** Begin SELECTED TEXT **

Throughout this exciting period science was Miller's relaxation. In 1840 his well-known book on 'The Old Red Sandstone, or New Walks in an Old Field,' appeared serially in the 'Witness,' and was re-published in 1841, with remarkable figures of 'Old Red' fishes from his own pencil. By this work, wrote Buckland, geologists were astonished and delighted. They at once accorded to the old red sandstone, as a formation, an importance scarcely before recognised. His technical ichthyology was based on Agassiz's contemporary researches among the fishes of the 'Old Red,' but it contained important improvements, and the best part of the work was founded entirely on original observation. 'The more I study the fishes of the "Old Red,'" wrote Professor Huxley twenty years afterwards, 'the more I am struck with the patience and sagacity manifested in Hugh Miller's researches, and by the natural insight, which in his case seems to have supplied the place of special anatomical knowledge.' His common sense gave him a grasp of the scientific method in palaeontology, while his imagination enabled him to pictorially restore ancient physical geographies.

In 1845, broken down in health by excessive labour, he visited England, and his 'First Impressions of England and its People' appeared in 1846. In 1847 he published 'Footprints of the Creator, or the Asterolepis of Stromness.' This was a reply to the 'Vestiges of Creation,' and a contribution both to Christian apologetics and to palaeontology. Many of the fossils described were supplied to Miller by his friend, Robert Dick [q. v.] of Thurso. To the American edition Agassiz affixed a memoir of the writer. The doctrine of development Miller here held to be irreconcilable with the dogmas of Christianity. He argued for the miracle of creation versus the law of development, and set himself to prove that the earliest fossils, and more especially the fishes of the 'Old Red,' were as advanced of their kind as those that have lived since or that live now.

** End SELECTED TEXT **
** Begin GIVEN ENTRIES **

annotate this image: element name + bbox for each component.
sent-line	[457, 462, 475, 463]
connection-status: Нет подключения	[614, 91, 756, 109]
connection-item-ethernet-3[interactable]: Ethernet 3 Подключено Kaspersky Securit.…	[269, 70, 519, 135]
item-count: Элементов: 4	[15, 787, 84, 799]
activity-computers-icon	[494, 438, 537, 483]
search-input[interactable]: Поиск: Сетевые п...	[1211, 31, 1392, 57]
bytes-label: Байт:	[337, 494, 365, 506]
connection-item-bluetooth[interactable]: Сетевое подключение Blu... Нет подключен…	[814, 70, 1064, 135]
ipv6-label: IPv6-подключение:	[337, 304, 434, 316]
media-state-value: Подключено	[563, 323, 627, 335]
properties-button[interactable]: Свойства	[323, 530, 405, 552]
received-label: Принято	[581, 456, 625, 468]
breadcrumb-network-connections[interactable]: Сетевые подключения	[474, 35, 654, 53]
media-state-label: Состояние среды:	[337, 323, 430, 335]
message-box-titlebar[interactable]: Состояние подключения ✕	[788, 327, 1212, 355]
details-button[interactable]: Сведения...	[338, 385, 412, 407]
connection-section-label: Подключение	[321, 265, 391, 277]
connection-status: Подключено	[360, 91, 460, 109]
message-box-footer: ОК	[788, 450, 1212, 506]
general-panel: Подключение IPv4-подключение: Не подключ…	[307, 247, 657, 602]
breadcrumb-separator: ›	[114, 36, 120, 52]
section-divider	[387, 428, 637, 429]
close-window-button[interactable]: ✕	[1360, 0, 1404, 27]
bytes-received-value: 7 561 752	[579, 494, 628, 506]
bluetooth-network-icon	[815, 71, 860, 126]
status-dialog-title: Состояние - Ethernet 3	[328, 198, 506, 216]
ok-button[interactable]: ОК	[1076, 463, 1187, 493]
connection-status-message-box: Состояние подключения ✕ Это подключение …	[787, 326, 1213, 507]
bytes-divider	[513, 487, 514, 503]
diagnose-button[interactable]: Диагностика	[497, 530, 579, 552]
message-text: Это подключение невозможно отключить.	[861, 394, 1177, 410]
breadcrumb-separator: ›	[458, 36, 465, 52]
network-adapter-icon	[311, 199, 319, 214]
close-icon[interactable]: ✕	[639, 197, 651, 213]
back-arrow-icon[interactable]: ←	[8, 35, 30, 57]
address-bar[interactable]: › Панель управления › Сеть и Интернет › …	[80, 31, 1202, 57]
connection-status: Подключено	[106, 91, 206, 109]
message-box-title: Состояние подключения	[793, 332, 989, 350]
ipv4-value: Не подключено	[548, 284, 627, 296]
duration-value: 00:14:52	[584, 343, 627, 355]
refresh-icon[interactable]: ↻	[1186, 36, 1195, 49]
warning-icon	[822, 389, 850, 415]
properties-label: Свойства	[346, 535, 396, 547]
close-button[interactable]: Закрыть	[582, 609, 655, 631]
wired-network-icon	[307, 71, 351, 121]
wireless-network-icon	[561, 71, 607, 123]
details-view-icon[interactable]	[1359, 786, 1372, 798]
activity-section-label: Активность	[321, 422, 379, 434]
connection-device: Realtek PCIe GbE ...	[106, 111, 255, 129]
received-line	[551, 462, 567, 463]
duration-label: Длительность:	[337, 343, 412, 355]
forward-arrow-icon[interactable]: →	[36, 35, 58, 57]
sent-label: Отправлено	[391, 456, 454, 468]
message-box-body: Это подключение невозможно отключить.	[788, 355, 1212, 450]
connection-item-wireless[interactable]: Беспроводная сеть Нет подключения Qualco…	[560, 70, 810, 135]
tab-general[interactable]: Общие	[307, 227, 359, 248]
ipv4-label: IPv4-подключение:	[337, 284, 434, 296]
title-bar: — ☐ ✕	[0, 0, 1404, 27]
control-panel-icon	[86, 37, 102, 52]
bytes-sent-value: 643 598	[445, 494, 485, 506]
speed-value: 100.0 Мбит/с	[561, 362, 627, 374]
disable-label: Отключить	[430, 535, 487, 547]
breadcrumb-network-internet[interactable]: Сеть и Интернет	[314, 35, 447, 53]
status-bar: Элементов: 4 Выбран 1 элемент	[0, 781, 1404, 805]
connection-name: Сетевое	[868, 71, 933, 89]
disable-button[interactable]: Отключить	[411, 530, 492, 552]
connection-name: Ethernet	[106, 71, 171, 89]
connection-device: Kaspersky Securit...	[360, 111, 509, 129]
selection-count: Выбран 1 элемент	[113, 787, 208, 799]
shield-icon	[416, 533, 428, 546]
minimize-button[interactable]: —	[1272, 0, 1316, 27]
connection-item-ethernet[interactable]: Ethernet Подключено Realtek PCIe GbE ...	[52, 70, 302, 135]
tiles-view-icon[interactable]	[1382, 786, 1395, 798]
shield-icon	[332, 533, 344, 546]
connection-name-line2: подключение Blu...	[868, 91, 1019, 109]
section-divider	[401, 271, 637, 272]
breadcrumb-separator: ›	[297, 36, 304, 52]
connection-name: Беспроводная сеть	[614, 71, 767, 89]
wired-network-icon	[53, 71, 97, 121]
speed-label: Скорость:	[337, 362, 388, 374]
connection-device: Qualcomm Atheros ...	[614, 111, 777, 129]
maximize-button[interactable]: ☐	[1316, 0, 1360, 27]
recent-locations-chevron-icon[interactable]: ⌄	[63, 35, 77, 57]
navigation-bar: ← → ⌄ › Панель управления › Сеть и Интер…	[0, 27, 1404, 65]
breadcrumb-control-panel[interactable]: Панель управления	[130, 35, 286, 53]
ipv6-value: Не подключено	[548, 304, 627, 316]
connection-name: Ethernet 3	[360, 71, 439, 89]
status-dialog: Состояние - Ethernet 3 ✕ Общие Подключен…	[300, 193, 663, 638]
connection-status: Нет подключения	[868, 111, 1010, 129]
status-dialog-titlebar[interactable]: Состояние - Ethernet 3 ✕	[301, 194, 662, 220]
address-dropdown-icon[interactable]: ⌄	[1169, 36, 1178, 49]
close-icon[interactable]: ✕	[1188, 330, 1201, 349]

** End GIVEN ENTRIES **

- [TASK A]: Return the portion of the Hugh Miller passage word for word, starting with "In 1845, broken" and going on through "that live now.".
- [TASK B]: Translate this sentence from the Hugh Miller passage into French: "To the American edition Agassiz affixed a memoir of the writer."
- [TASK C]:
Answer these questions from the Hugh Miller passage:
(i) In what year was 'The Old Red Sandstone' re-published?
(ii) Which country did Miller visit in 1845?
(iii) Who supplied many of the fossils described in 'Footprints of the Creator'?

- [RESPONSE A]:
In 1845, broken down in health by excessive labour, he visited England, and his 'First Impressions of England and its People' appeared in 1846. In 1847 he published 'Footprints of the Creator, or the Asterolepis of Stromness.' This was a reply to the 'Vestiges of Creation,' and a contribution both to Christian apologetics and to palaeontology. Many of the fossils described were supplied to Miller by his friend, Robert Dick [q. v.] of Thurso. To the American edition Agassiz affixed a memoir of the writer. The doctrine of development Miller here held to be irreconcilable with the dogmas of Christianity. He argued for the miracle of creation versus the law of development, and set himself to prove that the earliest fossils, and more especially the fishes of the 'Old Red,' were as advanced of their kind as those that have lived since or that live now.

- [RESPONSE B]: À l'édition américaine, Agassiz joignit une notice biographique de l'auteur.

- [RESPONSE C]:
(i) 1841
(ii) England
(iii) His friend Robert Dick of Thurso